#### What to produce:
Copy exactly, and only, the lines from the line containing "What's the underlying" through the last line of the records below, both included, and leave out any pictures.

[BEGIN Records provided]

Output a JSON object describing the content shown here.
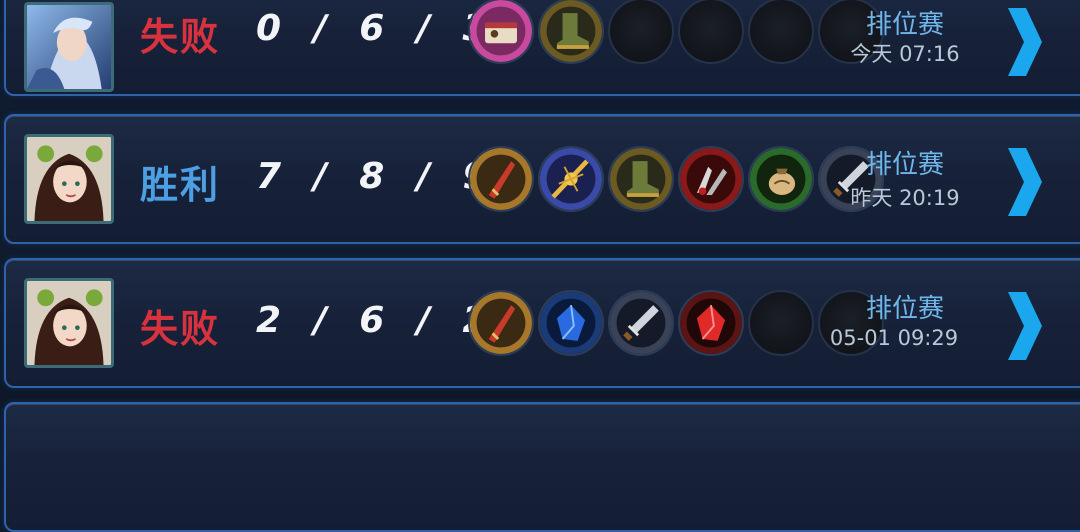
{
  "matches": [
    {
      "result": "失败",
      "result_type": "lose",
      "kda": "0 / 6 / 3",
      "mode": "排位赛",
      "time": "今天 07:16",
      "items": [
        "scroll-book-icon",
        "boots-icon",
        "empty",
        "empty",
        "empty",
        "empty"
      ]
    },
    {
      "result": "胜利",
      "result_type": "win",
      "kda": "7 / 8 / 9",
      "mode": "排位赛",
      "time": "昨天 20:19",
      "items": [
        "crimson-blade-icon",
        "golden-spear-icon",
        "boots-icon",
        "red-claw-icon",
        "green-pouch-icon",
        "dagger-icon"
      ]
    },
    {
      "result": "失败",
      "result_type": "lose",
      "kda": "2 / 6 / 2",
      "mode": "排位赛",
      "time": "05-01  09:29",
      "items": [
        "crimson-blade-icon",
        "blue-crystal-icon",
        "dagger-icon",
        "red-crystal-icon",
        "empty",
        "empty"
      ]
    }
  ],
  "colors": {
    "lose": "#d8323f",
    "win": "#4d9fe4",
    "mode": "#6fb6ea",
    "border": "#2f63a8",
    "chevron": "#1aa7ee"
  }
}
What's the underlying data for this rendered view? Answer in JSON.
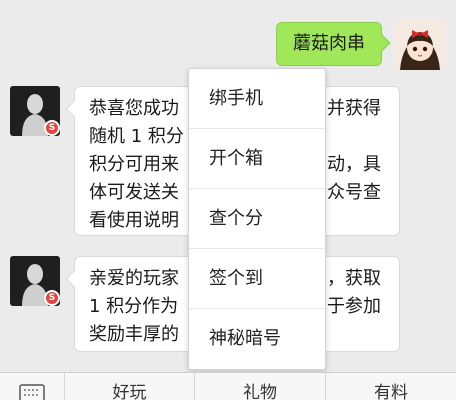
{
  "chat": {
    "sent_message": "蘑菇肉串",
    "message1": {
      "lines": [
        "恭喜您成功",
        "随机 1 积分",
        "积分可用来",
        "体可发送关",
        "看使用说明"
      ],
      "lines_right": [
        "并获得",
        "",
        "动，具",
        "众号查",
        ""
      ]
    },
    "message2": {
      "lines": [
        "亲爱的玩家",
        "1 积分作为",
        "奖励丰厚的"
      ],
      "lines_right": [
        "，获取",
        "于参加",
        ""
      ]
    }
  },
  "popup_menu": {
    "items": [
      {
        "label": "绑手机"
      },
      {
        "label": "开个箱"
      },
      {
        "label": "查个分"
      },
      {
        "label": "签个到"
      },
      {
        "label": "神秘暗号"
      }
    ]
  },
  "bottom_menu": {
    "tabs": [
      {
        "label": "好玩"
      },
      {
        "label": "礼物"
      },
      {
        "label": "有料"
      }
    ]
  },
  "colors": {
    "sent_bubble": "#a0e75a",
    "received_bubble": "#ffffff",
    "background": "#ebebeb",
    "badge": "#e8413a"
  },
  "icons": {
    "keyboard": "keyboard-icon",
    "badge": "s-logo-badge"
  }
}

[END Records provided]

#### Exercise output:
What's the underlying data for this rendered view? Answer in JSON.
{
  "chat": {
    "sent_message": "蘑菇肉串",
    "message1": {
      "lines": [
        "恭喜您成功",
        "随机 1 积分",
        "积分可用来",
        "体可发送关",
        "看使用说明"
      ],
      "lines_right": [
        "并获得",
        "",
        "动，具",
        "众号查",
        ""
      ]
    },
    "message2": {
      "lines": [
        "亲爱的玩家",
        "1 积分作为",
        "奖励丰厚的"
      ],
      "lines_right": [
        "，获取",
        "于参加",
        ""
      ]
    }
  },
  "popup_menu": {
    "items": [
      {
        "label": "绑手机"
      },
      {
        "label": "开个箱"
      },
      {
        "label": "查个分"
      },
      {
        "label": "签个到"
      },
      {
        "label": "神秘暗号"
      }
    ]
  },
  "bottom_menu": {
    "tabs": [
      {
        "label": "好玩"
      },
      {
        "label": "礼物"
      },
      {
        "label": "有料"
      }
    ]
  },
  "colors": {
    "sent_bubble": "#a0e75a",
    "received_bubble": "#ffffff",
    "background": "#ebebeb",
    "badge": "#e8413a"
  },
  "icons": {
    "keyboard": "keyboard-icon",
    "badge": "s-logo-badge"
  }
}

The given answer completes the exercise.